[Extracted data entries]

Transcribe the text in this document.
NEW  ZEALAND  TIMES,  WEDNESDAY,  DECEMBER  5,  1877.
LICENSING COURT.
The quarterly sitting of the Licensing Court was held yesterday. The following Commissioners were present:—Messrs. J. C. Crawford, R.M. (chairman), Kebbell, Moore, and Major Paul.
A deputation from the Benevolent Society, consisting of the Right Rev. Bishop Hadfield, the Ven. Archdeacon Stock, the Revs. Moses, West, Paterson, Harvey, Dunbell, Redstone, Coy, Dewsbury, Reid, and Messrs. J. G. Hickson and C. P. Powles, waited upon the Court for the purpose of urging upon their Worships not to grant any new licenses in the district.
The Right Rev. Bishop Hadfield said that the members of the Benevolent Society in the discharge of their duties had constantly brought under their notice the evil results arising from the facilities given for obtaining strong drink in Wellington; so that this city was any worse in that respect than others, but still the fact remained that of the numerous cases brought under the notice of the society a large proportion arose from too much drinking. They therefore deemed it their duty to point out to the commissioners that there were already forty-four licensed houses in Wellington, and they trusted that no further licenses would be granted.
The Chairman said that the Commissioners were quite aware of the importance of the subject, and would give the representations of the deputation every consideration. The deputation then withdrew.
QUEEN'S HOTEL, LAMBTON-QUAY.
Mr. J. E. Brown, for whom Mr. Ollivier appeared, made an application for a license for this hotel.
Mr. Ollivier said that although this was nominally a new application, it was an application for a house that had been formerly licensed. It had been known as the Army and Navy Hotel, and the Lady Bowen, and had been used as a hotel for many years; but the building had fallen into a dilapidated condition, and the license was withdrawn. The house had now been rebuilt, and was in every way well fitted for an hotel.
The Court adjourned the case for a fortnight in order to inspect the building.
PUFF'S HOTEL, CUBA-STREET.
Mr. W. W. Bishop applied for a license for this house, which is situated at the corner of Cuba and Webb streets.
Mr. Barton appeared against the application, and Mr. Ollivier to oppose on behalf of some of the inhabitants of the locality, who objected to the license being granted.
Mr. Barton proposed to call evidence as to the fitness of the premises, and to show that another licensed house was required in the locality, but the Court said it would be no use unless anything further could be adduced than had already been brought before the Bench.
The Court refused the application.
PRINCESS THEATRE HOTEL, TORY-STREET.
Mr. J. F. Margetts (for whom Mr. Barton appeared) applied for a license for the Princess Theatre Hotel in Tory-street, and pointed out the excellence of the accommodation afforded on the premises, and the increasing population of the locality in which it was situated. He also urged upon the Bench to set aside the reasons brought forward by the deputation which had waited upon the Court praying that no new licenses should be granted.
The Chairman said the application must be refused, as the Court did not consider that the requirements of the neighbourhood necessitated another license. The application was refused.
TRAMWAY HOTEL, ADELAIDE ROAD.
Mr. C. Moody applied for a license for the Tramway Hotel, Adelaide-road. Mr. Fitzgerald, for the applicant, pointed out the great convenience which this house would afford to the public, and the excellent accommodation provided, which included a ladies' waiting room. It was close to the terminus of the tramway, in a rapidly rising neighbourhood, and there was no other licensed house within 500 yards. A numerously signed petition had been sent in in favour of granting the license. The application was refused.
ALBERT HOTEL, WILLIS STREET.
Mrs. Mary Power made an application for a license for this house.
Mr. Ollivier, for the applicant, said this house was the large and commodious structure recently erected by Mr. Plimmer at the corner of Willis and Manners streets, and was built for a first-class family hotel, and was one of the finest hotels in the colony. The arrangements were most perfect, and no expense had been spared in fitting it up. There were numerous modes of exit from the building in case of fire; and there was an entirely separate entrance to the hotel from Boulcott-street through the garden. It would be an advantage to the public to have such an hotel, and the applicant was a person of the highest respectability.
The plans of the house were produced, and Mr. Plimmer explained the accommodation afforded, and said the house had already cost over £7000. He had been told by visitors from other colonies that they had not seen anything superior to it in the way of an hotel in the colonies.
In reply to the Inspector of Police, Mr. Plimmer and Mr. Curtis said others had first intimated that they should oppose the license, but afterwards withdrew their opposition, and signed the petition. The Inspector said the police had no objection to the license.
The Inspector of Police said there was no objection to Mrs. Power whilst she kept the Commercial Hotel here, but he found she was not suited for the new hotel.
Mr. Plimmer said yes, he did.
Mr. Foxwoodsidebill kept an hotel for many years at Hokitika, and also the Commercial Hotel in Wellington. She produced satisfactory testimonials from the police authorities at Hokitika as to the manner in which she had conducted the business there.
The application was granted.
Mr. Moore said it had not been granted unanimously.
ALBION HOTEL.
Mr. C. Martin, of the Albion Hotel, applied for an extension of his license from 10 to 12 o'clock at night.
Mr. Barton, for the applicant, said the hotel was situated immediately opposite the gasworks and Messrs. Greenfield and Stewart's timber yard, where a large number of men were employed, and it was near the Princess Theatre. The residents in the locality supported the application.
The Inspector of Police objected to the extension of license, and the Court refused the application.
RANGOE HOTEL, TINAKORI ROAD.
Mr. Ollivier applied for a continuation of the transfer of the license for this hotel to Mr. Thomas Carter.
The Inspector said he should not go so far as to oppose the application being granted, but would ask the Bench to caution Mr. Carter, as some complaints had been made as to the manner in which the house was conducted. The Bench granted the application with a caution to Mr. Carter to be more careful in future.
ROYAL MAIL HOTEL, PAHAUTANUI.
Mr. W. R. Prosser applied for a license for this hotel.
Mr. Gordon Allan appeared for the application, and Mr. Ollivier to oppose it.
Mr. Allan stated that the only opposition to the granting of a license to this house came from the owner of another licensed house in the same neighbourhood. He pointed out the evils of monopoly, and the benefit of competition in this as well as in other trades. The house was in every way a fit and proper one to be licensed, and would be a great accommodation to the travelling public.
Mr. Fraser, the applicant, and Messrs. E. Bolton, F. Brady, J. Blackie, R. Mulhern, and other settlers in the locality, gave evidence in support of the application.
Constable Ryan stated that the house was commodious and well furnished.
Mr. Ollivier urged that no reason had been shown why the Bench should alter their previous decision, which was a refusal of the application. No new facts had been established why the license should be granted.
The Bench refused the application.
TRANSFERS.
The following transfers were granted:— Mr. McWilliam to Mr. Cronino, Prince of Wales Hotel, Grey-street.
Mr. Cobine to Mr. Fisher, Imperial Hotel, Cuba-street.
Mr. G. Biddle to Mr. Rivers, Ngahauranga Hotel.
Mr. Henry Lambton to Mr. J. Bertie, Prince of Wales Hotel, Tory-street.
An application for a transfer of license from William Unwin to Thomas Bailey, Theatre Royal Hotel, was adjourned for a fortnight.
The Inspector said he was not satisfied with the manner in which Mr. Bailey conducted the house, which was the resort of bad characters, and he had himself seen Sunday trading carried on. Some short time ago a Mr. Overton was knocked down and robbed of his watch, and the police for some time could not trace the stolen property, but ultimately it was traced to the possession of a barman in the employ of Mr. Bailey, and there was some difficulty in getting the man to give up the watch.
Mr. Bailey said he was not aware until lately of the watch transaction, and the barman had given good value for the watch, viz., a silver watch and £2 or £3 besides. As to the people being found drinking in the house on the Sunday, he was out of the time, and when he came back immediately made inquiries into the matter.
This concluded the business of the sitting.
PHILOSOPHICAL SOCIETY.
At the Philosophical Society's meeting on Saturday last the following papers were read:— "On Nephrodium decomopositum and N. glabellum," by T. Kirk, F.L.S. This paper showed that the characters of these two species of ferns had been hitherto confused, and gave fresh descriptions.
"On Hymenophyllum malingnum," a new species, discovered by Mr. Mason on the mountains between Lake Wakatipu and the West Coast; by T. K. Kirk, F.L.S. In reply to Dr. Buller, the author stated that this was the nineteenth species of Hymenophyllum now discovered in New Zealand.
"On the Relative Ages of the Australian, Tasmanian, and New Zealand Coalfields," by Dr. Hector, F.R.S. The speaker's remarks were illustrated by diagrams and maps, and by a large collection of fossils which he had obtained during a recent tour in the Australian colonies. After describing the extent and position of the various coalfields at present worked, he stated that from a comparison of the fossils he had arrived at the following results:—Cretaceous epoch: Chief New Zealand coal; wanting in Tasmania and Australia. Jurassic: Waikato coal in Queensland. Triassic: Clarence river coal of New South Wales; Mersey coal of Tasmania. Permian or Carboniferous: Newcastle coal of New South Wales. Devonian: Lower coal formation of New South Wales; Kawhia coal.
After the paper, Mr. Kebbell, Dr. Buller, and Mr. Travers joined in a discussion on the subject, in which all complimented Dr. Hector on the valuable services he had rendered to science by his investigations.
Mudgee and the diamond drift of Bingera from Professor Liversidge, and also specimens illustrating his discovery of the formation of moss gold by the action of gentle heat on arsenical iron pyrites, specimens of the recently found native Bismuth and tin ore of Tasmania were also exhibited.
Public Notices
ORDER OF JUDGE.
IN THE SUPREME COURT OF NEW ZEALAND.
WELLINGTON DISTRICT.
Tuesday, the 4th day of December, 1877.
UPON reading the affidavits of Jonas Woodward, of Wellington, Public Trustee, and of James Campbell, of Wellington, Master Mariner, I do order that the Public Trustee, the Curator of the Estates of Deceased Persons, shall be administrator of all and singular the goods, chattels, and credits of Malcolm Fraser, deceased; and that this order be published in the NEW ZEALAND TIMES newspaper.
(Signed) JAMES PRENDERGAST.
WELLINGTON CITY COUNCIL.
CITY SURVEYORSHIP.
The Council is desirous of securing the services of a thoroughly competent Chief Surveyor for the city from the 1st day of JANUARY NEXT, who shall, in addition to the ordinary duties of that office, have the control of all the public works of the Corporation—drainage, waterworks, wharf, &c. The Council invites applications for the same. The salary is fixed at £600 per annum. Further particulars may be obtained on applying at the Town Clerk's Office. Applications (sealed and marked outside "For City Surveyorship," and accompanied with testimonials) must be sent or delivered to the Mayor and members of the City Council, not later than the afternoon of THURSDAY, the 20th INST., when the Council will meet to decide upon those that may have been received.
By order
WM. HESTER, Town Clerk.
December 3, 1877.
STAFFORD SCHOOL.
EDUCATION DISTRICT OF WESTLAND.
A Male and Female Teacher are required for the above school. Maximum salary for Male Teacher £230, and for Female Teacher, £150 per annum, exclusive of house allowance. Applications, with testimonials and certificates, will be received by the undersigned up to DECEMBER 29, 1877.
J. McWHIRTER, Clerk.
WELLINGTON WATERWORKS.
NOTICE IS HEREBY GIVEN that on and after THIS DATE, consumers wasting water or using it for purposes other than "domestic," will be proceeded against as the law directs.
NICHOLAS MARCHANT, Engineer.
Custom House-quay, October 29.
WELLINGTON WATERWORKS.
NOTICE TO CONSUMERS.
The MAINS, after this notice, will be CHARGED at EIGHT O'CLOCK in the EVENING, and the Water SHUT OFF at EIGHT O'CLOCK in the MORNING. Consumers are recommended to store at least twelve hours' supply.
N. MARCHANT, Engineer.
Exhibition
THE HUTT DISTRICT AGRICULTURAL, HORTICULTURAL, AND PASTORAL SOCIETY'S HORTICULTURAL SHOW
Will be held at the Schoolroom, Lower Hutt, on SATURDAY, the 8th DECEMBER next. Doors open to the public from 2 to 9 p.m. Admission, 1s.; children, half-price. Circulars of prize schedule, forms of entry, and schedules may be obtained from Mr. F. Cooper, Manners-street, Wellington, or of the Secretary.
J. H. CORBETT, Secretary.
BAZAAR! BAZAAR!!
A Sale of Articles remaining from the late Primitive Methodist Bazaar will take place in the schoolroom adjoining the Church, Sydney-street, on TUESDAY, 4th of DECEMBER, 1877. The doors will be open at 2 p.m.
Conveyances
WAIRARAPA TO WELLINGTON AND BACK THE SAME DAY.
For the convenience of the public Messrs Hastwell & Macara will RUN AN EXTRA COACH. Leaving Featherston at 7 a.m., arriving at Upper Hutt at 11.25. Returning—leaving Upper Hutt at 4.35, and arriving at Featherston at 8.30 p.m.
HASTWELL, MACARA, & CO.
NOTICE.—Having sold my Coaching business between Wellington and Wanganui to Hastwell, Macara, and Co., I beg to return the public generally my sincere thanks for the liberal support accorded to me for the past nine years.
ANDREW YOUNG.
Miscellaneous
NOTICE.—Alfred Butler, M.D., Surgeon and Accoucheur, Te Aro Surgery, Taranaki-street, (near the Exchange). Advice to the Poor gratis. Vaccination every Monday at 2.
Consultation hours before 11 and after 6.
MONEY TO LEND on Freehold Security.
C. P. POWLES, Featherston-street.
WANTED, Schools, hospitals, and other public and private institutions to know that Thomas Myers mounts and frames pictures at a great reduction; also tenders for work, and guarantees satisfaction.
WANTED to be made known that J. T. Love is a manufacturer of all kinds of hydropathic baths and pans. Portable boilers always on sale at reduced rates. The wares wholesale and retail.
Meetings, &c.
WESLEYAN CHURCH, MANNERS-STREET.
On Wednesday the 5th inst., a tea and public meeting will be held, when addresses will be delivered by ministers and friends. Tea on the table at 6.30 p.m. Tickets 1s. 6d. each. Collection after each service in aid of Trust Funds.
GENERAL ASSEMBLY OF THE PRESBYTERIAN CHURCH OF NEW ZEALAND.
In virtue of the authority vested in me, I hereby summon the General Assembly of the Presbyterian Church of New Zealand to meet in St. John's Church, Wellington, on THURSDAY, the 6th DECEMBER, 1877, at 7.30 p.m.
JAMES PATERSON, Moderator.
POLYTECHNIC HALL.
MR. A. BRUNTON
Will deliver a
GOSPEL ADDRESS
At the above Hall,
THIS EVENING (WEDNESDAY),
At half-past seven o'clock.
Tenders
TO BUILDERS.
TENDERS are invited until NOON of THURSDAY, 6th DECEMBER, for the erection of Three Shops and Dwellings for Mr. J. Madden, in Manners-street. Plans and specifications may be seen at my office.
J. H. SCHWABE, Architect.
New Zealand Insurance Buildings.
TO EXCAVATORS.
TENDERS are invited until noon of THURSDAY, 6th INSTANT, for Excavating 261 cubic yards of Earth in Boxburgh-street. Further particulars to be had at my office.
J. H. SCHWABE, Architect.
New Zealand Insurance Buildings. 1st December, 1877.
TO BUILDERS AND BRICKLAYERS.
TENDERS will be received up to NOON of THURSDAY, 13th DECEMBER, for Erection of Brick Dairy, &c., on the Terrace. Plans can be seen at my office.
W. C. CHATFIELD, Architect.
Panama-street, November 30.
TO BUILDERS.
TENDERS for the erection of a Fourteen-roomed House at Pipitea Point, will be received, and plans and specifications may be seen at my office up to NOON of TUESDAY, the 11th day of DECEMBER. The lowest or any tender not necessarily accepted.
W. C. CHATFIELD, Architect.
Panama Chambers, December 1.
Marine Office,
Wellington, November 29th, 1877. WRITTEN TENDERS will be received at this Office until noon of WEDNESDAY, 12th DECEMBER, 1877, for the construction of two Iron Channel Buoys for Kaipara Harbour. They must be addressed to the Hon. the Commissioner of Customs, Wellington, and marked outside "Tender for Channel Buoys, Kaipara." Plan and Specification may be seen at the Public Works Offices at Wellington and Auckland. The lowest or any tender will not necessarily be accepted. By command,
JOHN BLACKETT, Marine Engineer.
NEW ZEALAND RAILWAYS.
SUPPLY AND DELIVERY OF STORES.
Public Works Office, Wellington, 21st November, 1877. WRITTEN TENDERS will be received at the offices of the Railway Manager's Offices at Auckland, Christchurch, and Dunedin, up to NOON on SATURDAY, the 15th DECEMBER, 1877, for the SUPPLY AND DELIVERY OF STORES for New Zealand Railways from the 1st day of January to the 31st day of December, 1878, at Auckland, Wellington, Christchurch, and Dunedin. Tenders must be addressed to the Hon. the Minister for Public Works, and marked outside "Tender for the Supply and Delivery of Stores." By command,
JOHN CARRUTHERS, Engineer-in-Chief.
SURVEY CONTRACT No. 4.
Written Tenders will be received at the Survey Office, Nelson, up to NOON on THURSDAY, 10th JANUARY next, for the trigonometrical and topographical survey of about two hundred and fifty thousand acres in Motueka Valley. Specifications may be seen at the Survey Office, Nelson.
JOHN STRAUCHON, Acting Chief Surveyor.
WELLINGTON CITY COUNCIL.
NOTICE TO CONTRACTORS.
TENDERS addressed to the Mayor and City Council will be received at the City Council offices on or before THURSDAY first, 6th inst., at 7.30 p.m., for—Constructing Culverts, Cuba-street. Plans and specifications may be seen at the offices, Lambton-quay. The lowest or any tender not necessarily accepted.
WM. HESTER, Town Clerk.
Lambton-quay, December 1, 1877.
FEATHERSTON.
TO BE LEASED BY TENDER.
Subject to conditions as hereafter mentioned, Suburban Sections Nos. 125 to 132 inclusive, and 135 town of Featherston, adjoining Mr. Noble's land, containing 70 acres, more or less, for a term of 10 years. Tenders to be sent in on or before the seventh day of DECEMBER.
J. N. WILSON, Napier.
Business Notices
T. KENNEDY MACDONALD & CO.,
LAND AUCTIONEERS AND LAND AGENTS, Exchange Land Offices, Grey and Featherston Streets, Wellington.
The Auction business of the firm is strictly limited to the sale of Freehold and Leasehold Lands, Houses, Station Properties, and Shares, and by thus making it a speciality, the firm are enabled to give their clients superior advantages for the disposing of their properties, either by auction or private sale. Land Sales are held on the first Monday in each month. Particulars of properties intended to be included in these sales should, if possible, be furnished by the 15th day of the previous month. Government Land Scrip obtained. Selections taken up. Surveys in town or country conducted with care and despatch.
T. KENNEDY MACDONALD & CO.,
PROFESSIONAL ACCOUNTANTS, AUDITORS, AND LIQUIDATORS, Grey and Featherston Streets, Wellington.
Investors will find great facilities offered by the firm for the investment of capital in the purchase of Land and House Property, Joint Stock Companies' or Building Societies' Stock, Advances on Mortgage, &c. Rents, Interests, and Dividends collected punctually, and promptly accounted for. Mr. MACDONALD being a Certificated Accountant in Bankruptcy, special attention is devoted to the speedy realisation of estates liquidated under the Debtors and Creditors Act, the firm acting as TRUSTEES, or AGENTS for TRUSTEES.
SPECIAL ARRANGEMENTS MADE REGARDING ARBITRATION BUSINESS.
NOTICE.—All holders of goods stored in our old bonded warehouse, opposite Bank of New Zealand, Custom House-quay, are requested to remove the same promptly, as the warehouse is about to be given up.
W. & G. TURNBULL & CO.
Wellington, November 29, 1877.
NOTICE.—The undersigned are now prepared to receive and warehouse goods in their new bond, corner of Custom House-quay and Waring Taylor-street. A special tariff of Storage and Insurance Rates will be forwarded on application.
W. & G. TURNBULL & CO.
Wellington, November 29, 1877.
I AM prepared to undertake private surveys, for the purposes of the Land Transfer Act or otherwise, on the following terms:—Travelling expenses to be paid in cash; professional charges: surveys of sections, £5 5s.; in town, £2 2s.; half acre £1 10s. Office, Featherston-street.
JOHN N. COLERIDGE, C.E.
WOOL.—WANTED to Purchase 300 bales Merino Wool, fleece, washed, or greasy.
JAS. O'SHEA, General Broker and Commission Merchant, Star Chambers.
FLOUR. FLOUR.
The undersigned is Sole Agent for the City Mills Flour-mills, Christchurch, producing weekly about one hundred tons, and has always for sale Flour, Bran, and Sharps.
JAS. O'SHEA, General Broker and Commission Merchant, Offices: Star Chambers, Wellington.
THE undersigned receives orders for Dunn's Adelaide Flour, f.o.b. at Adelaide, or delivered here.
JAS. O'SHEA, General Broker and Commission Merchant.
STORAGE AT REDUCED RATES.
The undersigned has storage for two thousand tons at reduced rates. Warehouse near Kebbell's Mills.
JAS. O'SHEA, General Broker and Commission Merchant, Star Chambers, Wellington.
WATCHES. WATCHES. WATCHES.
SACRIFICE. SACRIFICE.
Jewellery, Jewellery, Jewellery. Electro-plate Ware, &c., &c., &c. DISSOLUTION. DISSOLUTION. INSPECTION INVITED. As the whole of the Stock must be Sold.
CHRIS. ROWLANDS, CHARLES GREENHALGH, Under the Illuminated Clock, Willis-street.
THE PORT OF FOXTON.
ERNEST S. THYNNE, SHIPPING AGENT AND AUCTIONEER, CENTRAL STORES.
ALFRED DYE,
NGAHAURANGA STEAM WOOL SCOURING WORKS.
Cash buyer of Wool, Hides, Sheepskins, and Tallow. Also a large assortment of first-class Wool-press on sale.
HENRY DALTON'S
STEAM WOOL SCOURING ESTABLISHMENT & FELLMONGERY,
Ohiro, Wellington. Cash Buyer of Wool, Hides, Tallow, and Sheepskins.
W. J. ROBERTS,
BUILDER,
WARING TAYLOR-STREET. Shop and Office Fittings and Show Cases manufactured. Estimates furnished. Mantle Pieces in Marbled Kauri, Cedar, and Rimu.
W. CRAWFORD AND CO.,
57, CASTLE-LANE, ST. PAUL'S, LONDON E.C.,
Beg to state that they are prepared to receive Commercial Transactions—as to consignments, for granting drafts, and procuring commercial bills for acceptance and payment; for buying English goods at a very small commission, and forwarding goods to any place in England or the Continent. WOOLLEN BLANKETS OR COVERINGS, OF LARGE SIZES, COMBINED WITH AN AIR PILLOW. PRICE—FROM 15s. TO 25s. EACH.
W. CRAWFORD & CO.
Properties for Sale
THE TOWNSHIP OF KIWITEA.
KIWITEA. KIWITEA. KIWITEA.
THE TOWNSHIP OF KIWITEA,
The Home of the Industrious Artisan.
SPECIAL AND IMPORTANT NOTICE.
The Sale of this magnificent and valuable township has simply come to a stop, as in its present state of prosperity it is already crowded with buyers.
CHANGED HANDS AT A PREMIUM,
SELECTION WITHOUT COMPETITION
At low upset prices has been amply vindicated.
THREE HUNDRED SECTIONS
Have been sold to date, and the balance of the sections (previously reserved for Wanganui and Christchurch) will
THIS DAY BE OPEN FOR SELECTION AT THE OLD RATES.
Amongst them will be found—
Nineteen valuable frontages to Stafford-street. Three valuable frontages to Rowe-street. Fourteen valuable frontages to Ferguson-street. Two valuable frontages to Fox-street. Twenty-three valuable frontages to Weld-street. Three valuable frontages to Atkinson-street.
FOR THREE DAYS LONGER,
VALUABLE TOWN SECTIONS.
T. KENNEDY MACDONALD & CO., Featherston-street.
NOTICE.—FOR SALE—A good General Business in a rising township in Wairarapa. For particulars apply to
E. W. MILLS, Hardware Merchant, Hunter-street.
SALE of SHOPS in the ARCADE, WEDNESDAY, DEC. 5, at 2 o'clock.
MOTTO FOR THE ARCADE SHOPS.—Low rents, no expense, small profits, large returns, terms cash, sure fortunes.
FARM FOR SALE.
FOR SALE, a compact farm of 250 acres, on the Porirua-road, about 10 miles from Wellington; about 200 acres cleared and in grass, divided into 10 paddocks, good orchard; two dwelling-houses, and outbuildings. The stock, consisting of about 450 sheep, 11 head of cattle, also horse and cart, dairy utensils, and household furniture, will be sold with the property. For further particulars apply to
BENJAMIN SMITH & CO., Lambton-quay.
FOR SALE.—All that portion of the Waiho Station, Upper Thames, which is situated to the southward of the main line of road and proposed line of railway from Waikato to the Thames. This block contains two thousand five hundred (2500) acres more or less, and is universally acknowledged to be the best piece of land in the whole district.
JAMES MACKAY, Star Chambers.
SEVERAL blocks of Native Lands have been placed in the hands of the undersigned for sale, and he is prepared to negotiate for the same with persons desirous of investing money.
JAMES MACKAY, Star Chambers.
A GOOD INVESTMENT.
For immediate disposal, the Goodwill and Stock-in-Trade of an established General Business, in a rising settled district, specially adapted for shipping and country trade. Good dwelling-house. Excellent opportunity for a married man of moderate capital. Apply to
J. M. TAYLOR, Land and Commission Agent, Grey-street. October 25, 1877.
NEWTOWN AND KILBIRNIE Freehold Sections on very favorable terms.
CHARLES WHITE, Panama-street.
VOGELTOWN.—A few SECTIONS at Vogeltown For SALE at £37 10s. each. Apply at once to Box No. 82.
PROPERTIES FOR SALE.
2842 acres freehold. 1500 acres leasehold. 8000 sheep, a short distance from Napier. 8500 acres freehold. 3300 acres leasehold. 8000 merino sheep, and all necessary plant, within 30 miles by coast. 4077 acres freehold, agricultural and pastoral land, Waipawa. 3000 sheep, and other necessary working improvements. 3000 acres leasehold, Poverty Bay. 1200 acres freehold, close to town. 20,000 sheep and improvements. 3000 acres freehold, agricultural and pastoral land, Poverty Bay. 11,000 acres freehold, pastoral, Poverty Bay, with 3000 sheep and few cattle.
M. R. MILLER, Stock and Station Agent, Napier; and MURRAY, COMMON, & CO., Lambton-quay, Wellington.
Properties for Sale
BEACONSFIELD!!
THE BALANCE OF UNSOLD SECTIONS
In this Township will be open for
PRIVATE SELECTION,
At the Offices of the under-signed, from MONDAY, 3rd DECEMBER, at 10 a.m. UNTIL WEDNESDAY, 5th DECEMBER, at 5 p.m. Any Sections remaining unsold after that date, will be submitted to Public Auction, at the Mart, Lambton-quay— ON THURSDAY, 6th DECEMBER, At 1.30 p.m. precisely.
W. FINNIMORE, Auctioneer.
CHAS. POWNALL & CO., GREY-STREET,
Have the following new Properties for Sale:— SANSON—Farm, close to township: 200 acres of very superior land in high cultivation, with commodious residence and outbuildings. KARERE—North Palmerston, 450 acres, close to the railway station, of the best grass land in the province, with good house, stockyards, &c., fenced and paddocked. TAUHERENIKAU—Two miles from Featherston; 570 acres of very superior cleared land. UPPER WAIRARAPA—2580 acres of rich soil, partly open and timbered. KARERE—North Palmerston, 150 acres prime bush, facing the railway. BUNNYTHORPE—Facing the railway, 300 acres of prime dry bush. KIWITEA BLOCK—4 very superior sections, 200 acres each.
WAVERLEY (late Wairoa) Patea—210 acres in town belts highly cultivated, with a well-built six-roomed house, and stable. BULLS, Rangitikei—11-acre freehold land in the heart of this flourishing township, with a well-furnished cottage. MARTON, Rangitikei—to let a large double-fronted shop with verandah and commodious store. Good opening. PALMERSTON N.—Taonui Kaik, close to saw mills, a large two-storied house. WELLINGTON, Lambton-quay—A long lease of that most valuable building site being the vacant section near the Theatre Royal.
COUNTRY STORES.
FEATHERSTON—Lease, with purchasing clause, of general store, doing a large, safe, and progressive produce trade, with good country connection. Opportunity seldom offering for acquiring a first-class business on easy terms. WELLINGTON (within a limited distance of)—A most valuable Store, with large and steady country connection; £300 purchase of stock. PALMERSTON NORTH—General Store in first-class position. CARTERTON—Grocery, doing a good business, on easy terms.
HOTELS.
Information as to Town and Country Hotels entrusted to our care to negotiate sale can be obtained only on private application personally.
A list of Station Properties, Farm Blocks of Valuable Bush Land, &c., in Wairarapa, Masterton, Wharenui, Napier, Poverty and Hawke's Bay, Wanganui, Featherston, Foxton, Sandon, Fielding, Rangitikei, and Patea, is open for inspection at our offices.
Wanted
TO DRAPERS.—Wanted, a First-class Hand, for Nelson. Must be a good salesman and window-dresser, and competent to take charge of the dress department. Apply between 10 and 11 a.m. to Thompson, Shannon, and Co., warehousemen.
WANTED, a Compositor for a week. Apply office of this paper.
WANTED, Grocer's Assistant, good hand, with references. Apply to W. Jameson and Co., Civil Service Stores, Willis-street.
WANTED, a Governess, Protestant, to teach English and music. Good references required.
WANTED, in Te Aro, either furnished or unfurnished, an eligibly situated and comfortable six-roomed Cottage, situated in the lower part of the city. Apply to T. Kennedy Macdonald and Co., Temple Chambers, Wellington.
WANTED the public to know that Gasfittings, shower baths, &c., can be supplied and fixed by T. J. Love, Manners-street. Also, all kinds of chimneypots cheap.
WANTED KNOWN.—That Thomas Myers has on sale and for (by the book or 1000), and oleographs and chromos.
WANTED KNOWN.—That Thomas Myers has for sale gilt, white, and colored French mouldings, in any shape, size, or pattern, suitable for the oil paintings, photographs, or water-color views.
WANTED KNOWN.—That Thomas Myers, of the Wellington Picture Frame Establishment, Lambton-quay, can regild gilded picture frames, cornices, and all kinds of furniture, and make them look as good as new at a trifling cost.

**JOB:**
For the listing above, give the number of lines in which the string "Broker" occurs, and nothing else.

**COMPLETE RESPONSE:**
4